** Start of DATASET EXCERPTS **
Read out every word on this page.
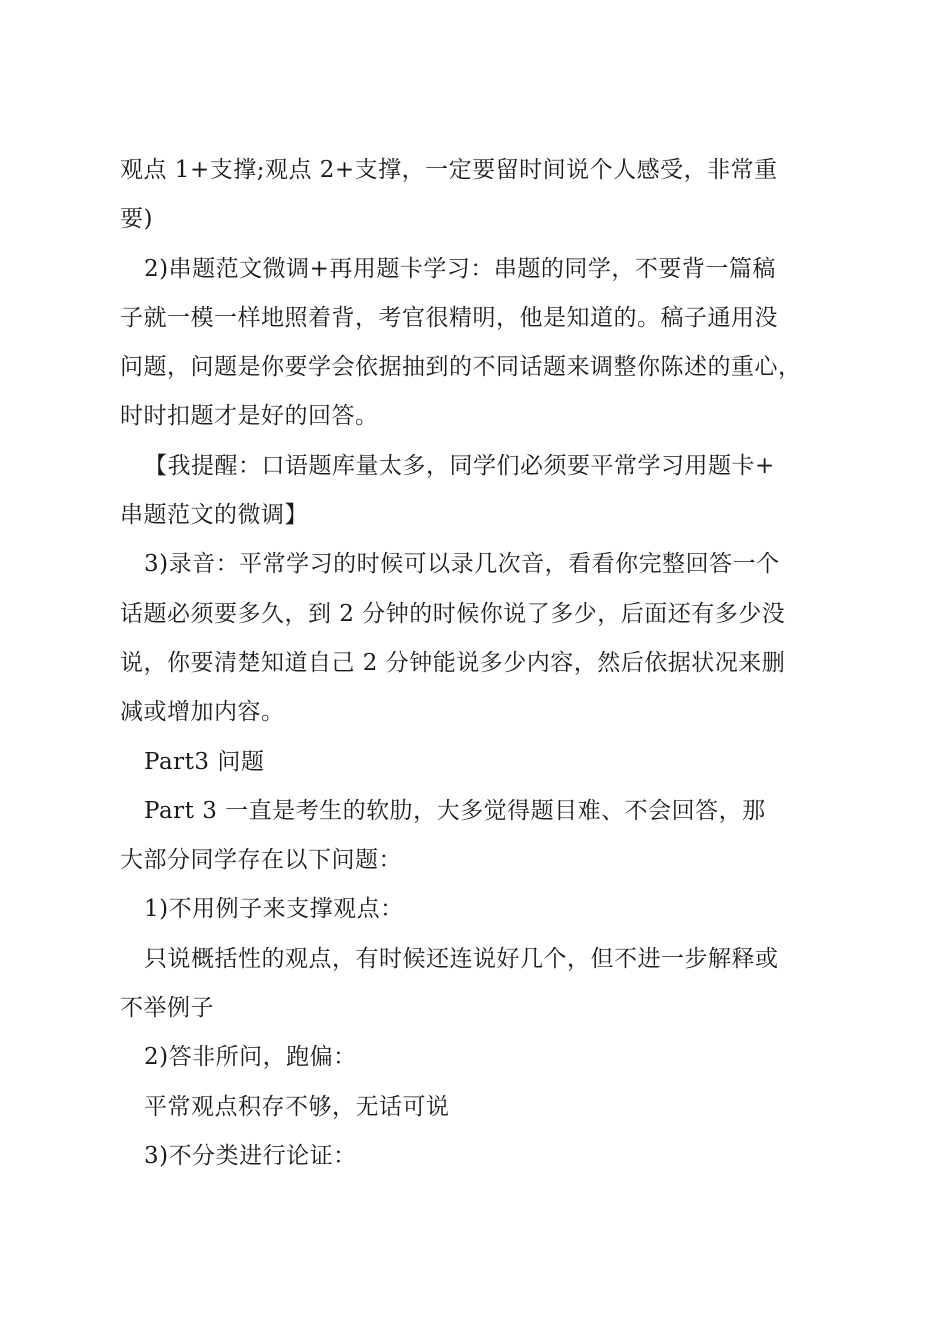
观点 1+支撑;观点 2+支撑，一定要留时间说个人感受，非常重
要)
2)串题范文微调+再用题卡学习：串题的同学，不要背一篇稿
子就一模一样地照着背，考官很精明，他是知道的。稿子通用没
问题，问题是你要学会依据抽到的不同话题来调整你陈述的重心，
时时扣题才是好的回答。
【我提醒：口语题库量太多，同学们必须要平常学习用题卡+
串题范文的微调】
3)录音：平常学习的时候可以录几次音，看看你完整回答一个
话题必须要多久，到 2 分钟的时候你说了多少，后面还有多少没
说，你要清楚知道自己 2 分钟能说多少内容，然后依据状况来删
减或增加内容。
Part3 问题
Part 3 一直是考生的软肋，大多觉得题目难、不会回答，那
大部分同学存在以下问题：
1)不用例子来支撑观点：
只说概括性的观点，有时候还连说好几个，但不进一步解释或
不举例子
2)答非所问，跑偏：
平常观点积存不够，无话可说
3)不分类进行论证：
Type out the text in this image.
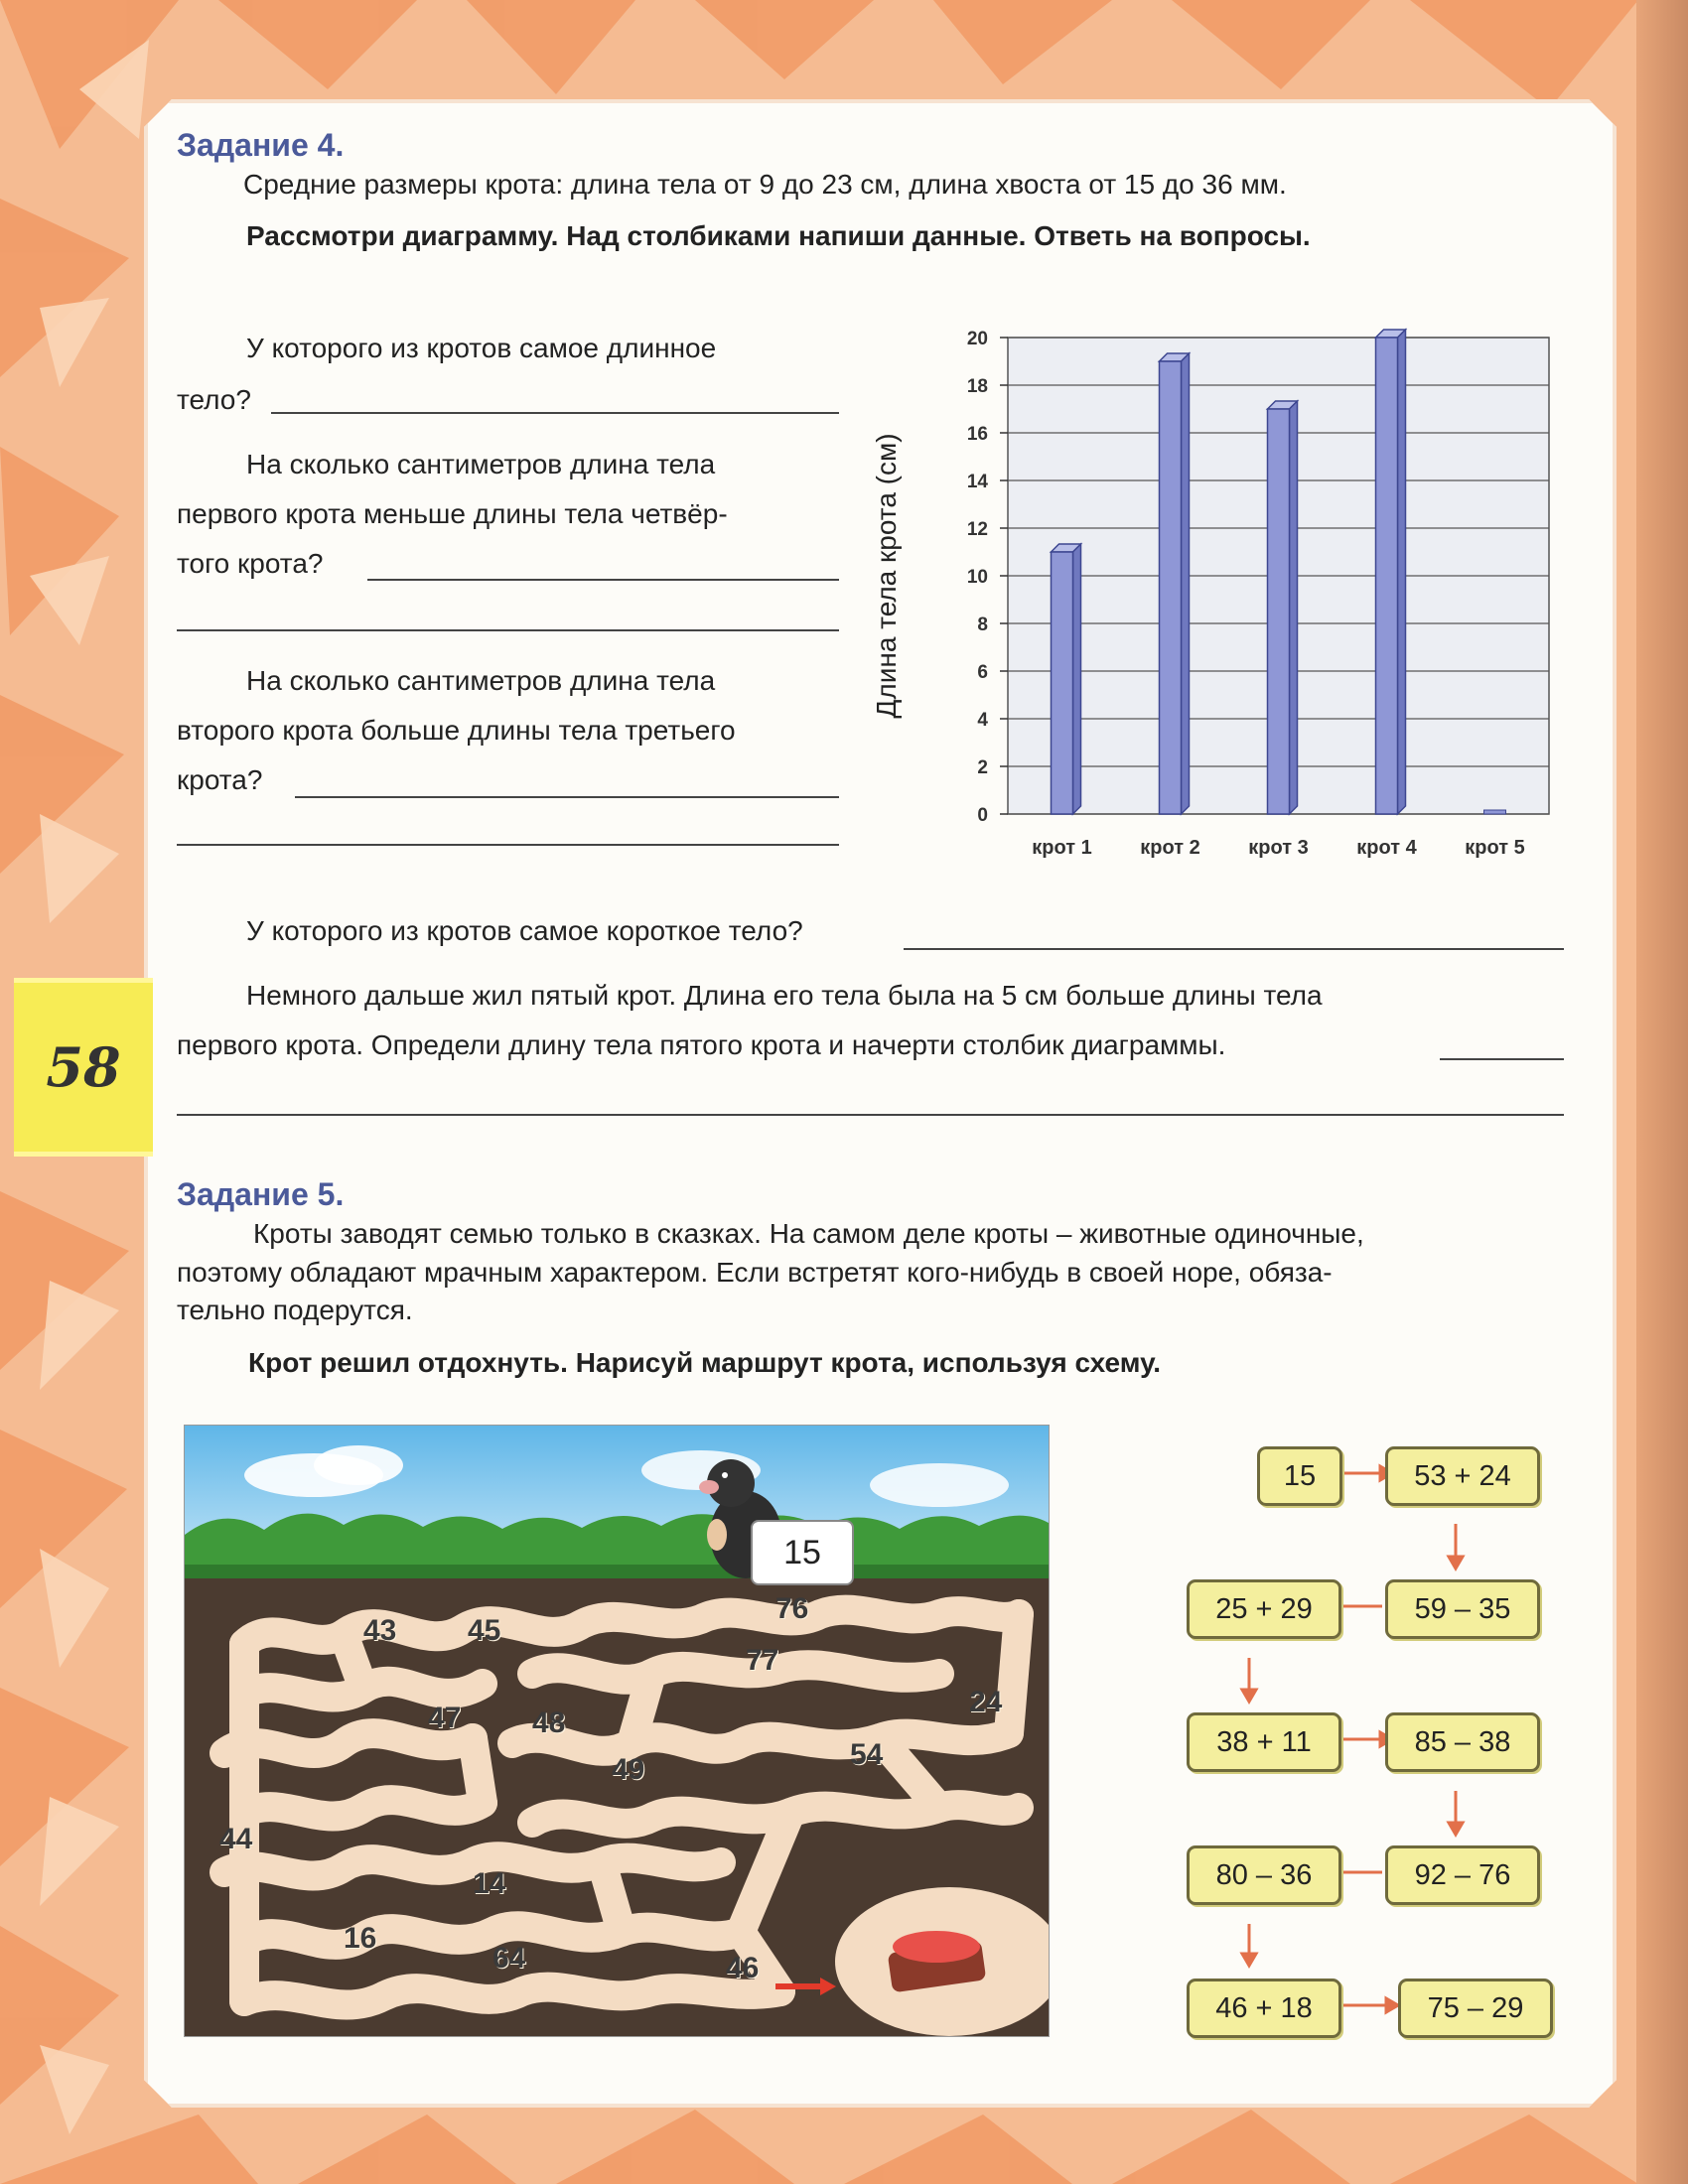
58
Задание 4.
Средние размеры крота: длина тела от 9 до 23 см, длина хвоста от 15 до 36 мм.
Рассмотри диаграмму. Над столбиками напиши данные. Ответь на вопросы.
У которого из кротов самое длинное
тело?
На сколько сантиметров длина тела
первого крота меньше длины тела четвёр-
того крота?
На сколько сантиметров длина тела
второго крота больше длины тела третьего
крота?
Длина тела крота (см)
0
2
4
6
8
10
12
14
16
18
20
крот 1 крот 2 крот 3 крот 4 крот 5
У которого из кротов самое короткое тело?
Немного дальше жил пятый крот. Длина его тела была на 5 см больше длины тела
первого крота. Определи длину тела пятого крота и начерти столбик диаграммы.
Задание 5.
Кроты заводят семью только в сказках. На самом деле кроты – животные одиночные,
поэтому обладают мрачным характером. Если встретят кого-нибудь в своей норе, обяза-
тельно подерутся.
Крот решил отдохнуть. Нарисуй маршрут крота, используя схему.
15
43 45
76
77
24
47 48
49	54
44
14
16
64	46
15	53 + 24
59 – 35
25 + 29
38 + 11	85 – 38
92 – 76
80 – 36
46 + 18	75 – 29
** End of DATASET EXCERPTS **
STATED PROBLEM -
Reproduce all the entries that precede this task, word for word, minus any pictures.

COMPLETE ANSWER -
Read out every word on this page.
观点 1+支撑;观点 2+支撑，一定要留时间说个人感受，非常重
要)
2)串题范文微调+再用题卡学习：串题的同学，不要背一篇稿
子就一模一样地照着背，考官很精明，他是知道的。稿子通用没
问题，问题是你要学会依据抽到的不同话题来调整你陈述的重心，
时时扣题才是好的回答。
【我提醒：口语题库量太多，同学们必须要平常学习用题卡+
串题范文的微调】
3)录音：平常学习的时候可以录几次音，看看你完整回答一个
话题必须要多久，到 2 分钟的时候你说了多少，后面还有多少没
说，你要清楚知道自己 2 分钟能说多少内容，然后依据状况来删
减或增加内容。
Part3 问题
Part 3 一直是考生的软肋，大多觉得题目难、不会回答，那
大部分同学存在以下问题：
1)不用例子来支撑观点：
只说概括性的观点，有时候还连说好几个，但不进一步解释或
不举例子
2)答非所问，跑偏：
平常观点积存不够，无话可说
3)不分类进行论证：
Type out the text in this image.
58
Задание 4.
Средние размеры крота: длина тела от 9 до 23 см, длина хвоста от 15 до 36 мм.
Рассмотри диаграмму. Над столбиками напиши данные. Ответь на вопросы.
У которого из кротов самое длинное
тело?
На сколько сантиметров длина тела
первого крота меньше длины тела четвёр-
того крота?
На сколько сантиметров длина тела
второго крота больше длины тела третьего
крота?
Длина тела крота (см)
0
2
4
6
8
10
12
14
16
18
20
крот 1 крот 2 крот 3 крот 4 крот 5
У которого из кротов самое короткое тело?
Немного дальше жил пятый крот. Длина его тела была на 5 см больше длины тела
первого крота. Определи длину тела пятого крота и начерти столбик диаграммы.
Задание 5.
Кроты заводят семью только в сказках. На самом деле кроты – животные одиночные,
поэтому обладают мрачным характером. Если встретят кого-нибудь в своей норе, обяза-
тельно подерутся.
Крот решил отдохнуть. Нарисуй маршрут крота, используя схему.
15
43 45
76
77
24
47 48
49	54
44
14
16
64	46
15	53 + 24
59 – 35
25 + 29
38 + 11	85 – 38
92 – 76
80 – 36
46 + 18	75 – 29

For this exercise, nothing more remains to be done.